--- Start ---
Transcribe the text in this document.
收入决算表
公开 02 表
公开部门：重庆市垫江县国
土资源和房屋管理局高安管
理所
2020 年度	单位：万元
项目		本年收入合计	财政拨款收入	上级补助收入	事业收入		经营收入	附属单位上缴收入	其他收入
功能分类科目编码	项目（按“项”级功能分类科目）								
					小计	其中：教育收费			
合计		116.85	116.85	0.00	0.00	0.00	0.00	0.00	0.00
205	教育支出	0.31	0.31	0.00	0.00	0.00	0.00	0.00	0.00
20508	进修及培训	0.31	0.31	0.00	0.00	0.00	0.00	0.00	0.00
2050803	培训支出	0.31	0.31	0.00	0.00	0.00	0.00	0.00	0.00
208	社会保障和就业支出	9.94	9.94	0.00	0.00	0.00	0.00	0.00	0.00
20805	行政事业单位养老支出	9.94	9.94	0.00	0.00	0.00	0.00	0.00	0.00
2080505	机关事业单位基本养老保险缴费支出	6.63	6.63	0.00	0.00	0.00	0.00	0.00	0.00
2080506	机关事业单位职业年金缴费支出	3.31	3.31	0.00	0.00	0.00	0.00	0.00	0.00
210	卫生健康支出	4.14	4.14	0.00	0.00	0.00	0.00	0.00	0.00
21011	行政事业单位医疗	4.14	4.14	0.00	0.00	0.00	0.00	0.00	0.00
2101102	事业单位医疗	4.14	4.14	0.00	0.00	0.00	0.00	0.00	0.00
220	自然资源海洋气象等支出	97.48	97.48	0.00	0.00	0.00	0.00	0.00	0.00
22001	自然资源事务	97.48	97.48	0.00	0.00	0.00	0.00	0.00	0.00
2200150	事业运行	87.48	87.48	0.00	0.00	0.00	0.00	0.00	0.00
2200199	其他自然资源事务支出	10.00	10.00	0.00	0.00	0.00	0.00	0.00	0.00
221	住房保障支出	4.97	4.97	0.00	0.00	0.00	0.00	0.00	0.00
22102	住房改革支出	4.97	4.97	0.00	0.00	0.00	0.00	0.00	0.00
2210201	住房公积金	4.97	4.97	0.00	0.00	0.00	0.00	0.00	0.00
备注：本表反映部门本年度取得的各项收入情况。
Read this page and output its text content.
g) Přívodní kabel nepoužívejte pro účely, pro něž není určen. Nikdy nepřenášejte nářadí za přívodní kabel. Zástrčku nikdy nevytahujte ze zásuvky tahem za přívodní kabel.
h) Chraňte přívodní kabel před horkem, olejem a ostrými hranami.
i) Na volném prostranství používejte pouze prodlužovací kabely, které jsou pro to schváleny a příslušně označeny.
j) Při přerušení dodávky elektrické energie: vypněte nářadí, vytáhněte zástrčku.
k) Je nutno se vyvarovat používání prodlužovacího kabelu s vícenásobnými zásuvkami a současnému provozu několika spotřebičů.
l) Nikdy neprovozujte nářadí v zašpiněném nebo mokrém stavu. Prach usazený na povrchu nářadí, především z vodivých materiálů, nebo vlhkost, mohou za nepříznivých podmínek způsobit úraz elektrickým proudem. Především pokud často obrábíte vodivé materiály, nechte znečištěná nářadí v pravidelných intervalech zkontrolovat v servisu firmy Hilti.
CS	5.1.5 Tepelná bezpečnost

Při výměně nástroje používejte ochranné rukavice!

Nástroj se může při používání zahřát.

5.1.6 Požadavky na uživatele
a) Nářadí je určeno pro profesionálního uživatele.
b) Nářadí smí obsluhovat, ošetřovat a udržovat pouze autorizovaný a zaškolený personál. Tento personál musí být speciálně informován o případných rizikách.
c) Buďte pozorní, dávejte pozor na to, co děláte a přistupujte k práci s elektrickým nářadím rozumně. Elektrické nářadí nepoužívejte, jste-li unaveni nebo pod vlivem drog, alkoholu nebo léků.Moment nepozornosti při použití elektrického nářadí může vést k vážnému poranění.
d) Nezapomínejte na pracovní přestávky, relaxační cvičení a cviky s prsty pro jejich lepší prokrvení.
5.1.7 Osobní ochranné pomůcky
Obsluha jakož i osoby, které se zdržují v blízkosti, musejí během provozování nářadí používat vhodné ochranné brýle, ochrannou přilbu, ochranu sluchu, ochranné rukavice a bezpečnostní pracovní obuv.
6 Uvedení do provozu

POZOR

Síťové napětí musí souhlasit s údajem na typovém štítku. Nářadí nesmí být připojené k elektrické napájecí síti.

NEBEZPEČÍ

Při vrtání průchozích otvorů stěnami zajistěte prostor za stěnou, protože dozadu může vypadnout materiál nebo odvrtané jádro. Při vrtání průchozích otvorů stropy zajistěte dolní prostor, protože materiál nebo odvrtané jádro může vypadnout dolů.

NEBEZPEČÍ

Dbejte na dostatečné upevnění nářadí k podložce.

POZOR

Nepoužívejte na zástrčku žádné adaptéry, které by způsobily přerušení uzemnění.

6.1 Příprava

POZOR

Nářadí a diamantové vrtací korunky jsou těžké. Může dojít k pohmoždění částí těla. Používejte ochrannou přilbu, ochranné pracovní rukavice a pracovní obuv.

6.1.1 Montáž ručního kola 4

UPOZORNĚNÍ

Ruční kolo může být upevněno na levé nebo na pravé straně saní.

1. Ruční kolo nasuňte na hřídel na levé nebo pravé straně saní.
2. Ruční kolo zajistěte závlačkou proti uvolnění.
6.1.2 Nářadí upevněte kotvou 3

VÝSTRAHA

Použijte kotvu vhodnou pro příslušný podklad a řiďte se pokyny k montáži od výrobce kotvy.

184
--- End ---
Report only the count of lines that include the string "obuv".

2